start Supplied entries

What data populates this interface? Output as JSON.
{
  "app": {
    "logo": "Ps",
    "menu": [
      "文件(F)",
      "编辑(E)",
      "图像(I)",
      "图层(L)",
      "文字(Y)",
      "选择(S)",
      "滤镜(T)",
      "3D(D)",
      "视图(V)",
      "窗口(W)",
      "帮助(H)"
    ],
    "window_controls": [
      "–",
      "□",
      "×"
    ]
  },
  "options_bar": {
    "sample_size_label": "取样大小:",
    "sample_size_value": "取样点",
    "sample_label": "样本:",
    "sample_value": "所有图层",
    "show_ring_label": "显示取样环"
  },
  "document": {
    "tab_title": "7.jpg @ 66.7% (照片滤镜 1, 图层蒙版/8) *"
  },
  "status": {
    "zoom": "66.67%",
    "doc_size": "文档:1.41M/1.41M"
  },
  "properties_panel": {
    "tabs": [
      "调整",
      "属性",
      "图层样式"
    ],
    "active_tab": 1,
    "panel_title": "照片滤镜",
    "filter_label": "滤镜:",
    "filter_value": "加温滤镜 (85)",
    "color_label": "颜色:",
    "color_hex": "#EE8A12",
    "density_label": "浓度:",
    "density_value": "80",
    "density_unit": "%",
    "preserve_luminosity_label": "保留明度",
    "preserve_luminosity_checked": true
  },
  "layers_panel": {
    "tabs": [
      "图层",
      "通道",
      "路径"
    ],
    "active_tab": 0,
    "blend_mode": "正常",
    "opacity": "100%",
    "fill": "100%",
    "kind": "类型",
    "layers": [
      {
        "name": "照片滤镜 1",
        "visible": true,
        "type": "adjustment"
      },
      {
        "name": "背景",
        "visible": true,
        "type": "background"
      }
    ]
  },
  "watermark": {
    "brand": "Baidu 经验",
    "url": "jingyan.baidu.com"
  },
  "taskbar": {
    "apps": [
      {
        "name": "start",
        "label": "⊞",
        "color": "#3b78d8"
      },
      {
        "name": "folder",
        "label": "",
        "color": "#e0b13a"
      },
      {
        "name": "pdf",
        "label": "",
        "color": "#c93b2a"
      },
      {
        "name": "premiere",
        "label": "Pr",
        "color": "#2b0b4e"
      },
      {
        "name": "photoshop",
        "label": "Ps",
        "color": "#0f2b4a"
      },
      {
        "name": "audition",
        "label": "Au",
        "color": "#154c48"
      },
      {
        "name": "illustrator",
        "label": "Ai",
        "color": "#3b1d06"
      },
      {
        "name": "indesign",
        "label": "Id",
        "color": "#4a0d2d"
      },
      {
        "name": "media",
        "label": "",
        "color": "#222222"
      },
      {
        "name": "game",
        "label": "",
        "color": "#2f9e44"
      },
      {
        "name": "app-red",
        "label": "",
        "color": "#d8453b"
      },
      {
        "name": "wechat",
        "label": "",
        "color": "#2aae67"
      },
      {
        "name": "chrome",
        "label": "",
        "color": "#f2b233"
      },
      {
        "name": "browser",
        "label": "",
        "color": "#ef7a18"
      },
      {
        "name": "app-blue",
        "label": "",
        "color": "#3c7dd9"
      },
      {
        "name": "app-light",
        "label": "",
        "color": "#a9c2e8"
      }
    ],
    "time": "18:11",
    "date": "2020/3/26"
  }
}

end Supplied entries

Stated exercise: In the entries above, count each line that holds "照片滤镜". Give the total and nothing else.

Task response: 3